■ What the task requires
Write out every entry word for word.

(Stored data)

===============

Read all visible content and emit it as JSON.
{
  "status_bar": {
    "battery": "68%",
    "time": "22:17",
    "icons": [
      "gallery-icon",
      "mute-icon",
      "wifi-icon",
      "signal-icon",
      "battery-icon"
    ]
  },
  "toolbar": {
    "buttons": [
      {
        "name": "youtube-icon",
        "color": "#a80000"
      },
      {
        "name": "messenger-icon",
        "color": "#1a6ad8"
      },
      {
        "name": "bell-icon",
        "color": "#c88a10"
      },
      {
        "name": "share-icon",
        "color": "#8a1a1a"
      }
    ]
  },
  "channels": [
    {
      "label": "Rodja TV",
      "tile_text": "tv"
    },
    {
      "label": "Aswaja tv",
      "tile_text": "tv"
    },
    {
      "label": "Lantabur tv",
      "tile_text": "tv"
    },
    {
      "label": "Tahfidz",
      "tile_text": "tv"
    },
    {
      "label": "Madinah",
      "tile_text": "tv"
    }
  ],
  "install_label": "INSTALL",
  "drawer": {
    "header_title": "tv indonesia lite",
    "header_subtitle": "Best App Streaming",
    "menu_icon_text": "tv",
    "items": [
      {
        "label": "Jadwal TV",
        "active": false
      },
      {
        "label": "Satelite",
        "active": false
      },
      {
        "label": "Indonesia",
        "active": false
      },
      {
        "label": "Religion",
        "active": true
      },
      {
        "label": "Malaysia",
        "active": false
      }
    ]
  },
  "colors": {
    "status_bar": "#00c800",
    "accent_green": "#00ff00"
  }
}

===============

■ Finished exercise
Read all visible content and emit it as JSON.
{
  "status_bar": {
    "battery": "68%",
    "time": "22:17",
    "icons": [
      "gallery-icon",
      "mute-icon",
      "wifi-icon",
      "signal-icon",
      "battery-icon"
    ]
  },
  "toolbar": {
    "buttons": [
      {
        "name": "youtube-icon",
        "color": "#a80000"
      },
      {
        "name": "messenger-icon",
        "color": "#1a6ad8"
      },
      {
        "name": "bell-icon",
        "color": "#c88a10"
      },
      {
        "name": "share-icon",
        "color": "#8a1a1a"
      }
    ]
  },
  "channels": [
    {
      "label": "Rodja TV",
      "tile_text": "tv"
    },
    {
      "label": "Aswaja tv",
      "tile_text": "tv"
    },
    {
      "label": "Lantabur tv",
      "tile_text": "tv"
    },
    {
      "label": "Tahfidz",
      "tile_text": "tv"
    },
    {
      "label": "Madinah",
      "tile_text": "tv"
    }
  ],
  "install_label": "INSTALL",
  "drawer": {
    "header_title": "tv indonesia lite",
    "header_subtitle": "Best App Streaming",
    "menu_icon_text": "tv",
    "items": [
      {
        "label": "Jadwal TV",
        "active": false
      },
      {
        "label": "Satelite",
        "active": false
      },
      {
        "label": "Indonesia",
        "active": false
      },
      {
        "label": "Religion",
        "active": true
      },
      {
        "label": "Malaysia",
        "active": false
      }
    ]
  },
  "colors": {
    "status_bar": "#00c800",
    "accent_green": "#00ff00"
  }
}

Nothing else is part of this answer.